begin Input rows
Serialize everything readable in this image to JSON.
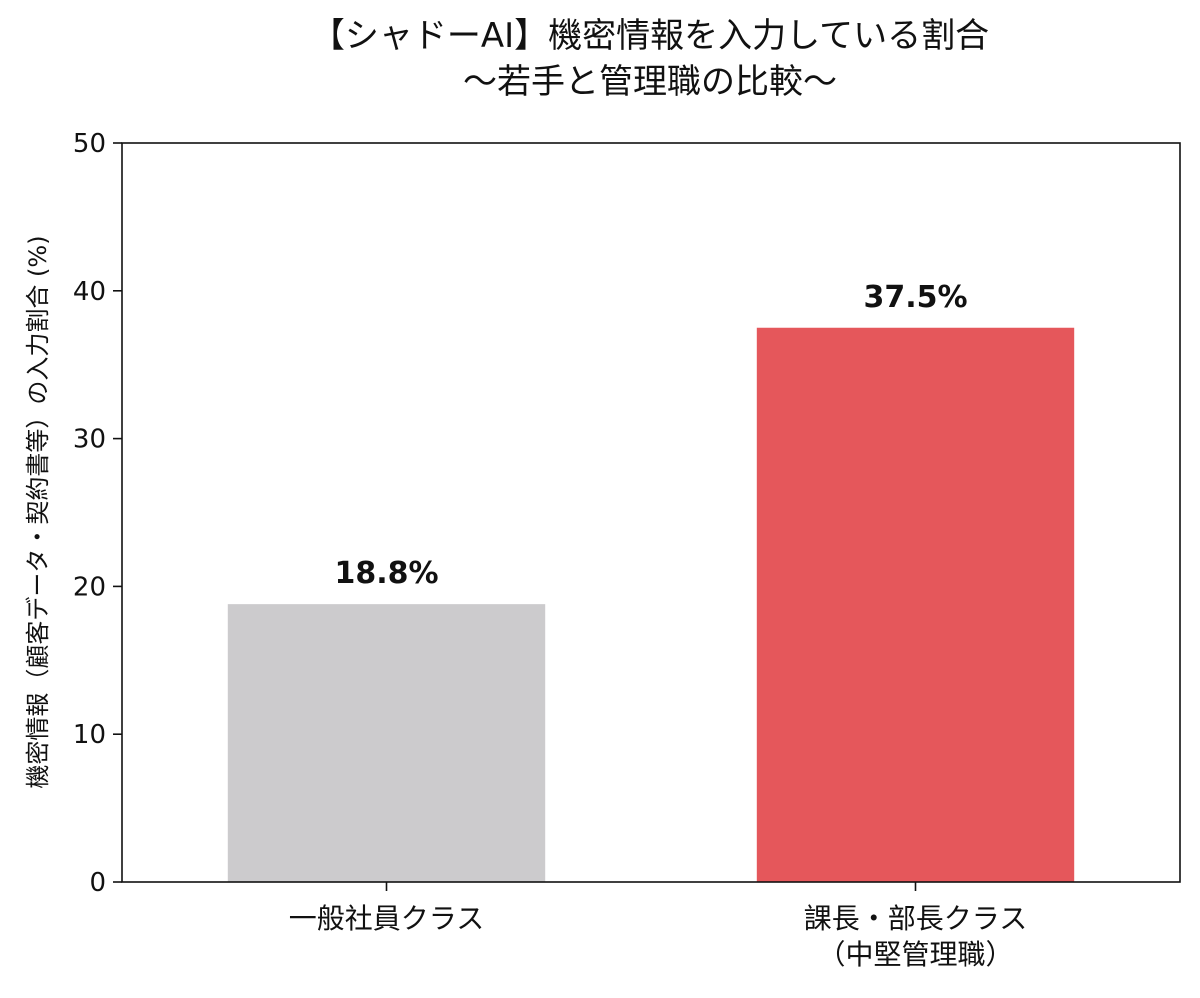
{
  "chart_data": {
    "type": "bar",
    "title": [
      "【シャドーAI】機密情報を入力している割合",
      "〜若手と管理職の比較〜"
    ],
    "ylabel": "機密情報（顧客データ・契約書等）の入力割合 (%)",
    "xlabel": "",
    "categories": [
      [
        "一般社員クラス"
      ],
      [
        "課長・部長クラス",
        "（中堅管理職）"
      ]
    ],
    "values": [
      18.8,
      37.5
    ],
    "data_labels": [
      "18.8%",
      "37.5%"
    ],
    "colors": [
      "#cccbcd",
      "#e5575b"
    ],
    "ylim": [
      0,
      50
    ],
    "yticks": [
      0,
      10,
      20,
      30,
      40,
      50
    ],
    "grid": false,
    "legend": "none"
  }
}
end Input rows
● **Your instructions**: Write out every entry again word for word, without any of the pictures.

● **Answer to this exercise**:
Serialize everything readable in this image to JSON.
{
  "chart_data": {
    "type": "bar",
    "title": [
      "【シャドーAI】機密情報を入力している割合",
      "〜若手と管理職の比較〜"
    ],
    "ylabel": "機密情報（顧客データ・契約書等）の入力割合 (%)",
    "xlabel": "",
    "categories": [
      [
        "一般社員クラス"
      ],
      [
        "課長・部長クラス",
        "（中堅管理職）"
      ]
    ],
    "values": [
      18.8,
      37.5
    ],
    "data_labels": [
      "18.8%",
      "37.5%"
    ],
    "colors": [
      "#cccbcd",
      "#e5575b"
    ],
    "ylim": [
      0,
      50
    ],
    "yticks": [
      0,
      10,
      20,
      30,
      40,
      50
    ],
    "grid": false,
    "legend": "none"
  }
}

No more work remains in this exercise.